- _Instructions for the task_: Repeat each entry as written, dropping any picture you find.

- _Dataset entries_:
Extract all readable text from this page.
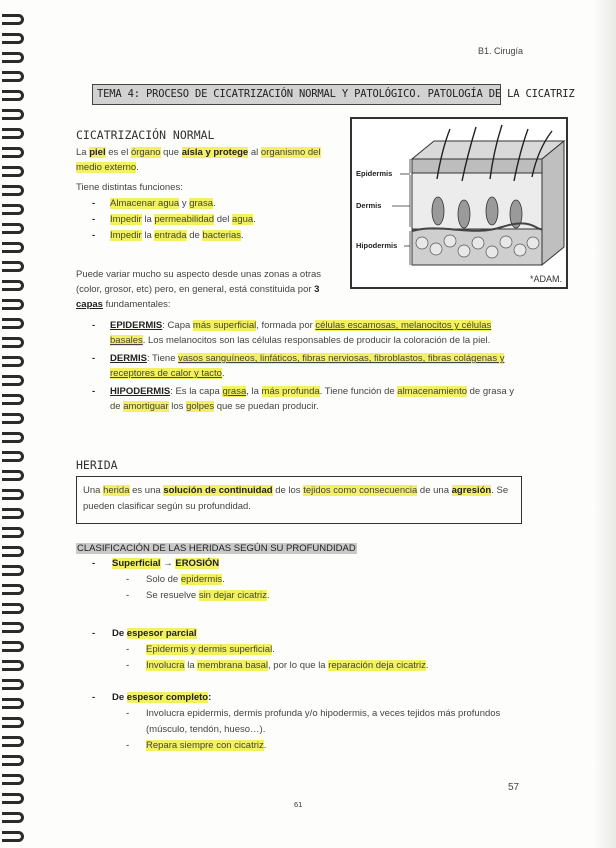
B1. Cirugía
TEMA 4: PROCESO DE CICATRIZACIÓN NORMAL Y PATOLÓGICO. PATOLOGÍA DE LA CICATRIZ
CICATRIZACIÓN NORMAL
La piel es el órgano que aísla y protege al organismo del medio externo.
Tiene distintas funciones:
- Almacenar agua y grasa.
- Impedir la permeabilidad del agua.
- Impedir la entrada de bacterias.
Epidermis
Dermis
Hipodermis
*ADAM.
Puede variar mucho su aspecto desde unas zonas a otras (color, grosor, etc) pero, en general, está constituida por 3 capas fundamentales:
- EPIDERMIS: Capa más superficial, formada por células escamosas, melanocitos y células basales. Los melanocitos son las células responsables de producir la coloración de la piel.
- DERMIS: Tiene vasos sanguíneos, linfáticos, fibras nerviosas, fibroblastos, fibras colágenas y receptores de calor y tacto.
- HIPODERMIS: Es la capa grasa, la más profunda. Tiene función de almacenamiento de grasa y de amortiguar los golpes que se puedan producir.
HERIDA
Una herida es una solución de continuidad de los tejidos como consecuencia de una agresión. Se pueden clasificar según su profundidad.
CLASIFICACIÓN DE LAS HERIDAS SEGÚN SU PROFUNDIDAD
- Superficial → EROSIÓN
- Solo de epidermis.
- Se resuelve sin dejar cicatriz.
- De espesor parcial
- Epidermis y dermis superficial.
- Involucra la membrana basal, por lo que la reparación deja cicatriz.
- De espesor completo:
- Involucra epidermis, dermis profunda y/o hipodermis, a veces tejidos más profundos (músculo, tendón, hueso…).
- Repara siempre con cicatriz.
57
61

- _Answer to this problem_:
Extract all readable text from this page.
B1. Cirugía
TEMA 4: PROCESO DE CICATRIZACIÓN NORMAL Y PATOLÓGICO. PATOLOGÍA DE LA CICATRIZ
CICATRIZACIÓN NORMAL
La piel es el órgano que aísla y protege al organismo del medio externo.
Tiene distintas funciones:
- Almacenar agua y grasa.
- Impedir la permeabilidad del agua.
- Impedir la entrada de bacterias.
Epidermis
Dermis
Hipodermis
*ADAM.
Puede variar mucho su aspecto desde unas zonas a otras (color, grosor, etc) pero, en general, está constituida por 3 capas fundamentales:
- EPIDERMIS: Capa más superficial, formada por células escamosas, melanocitos y células basales. Los melanocitos son las células responsables de producir la coloración de la piel.
- DERMIS: Tiene vasos sanguíneos, linfáticos, fibras nerviosas, fibroblastos, fibras colágenas y receptores de calor y tacto.
- HIPODERMIS: Es la capa grasa, la más profunda. Tiene función de almacenamiento de grasa y de amortiguar los golpes que se puedan producir.
HERIDA
Una herida es una solución de continuidad de los tejidos como consecuencia de una agresión. Se pueden clasificar según su profundidad.
CLASIFICACIÓN DE LAS HERIDAS SEGÚN SU PROFUNDIDAD
- Superficial → EROSIÓN
- Solo de epidermis.
- Se resuelve sin dejar cicatriz.
- De espesor parcial
- Epidermis y dermis superficial.
- Involucra la membrana basal, por lo que la reparación deja cicatriz.
- De espesor completo:
- Involucra epidermis, dermis profunda y/o hipodermis, a veces tejidos más profundos (músculo, tendón, hueso…).
- Repara siempre con cicatriz.
57
61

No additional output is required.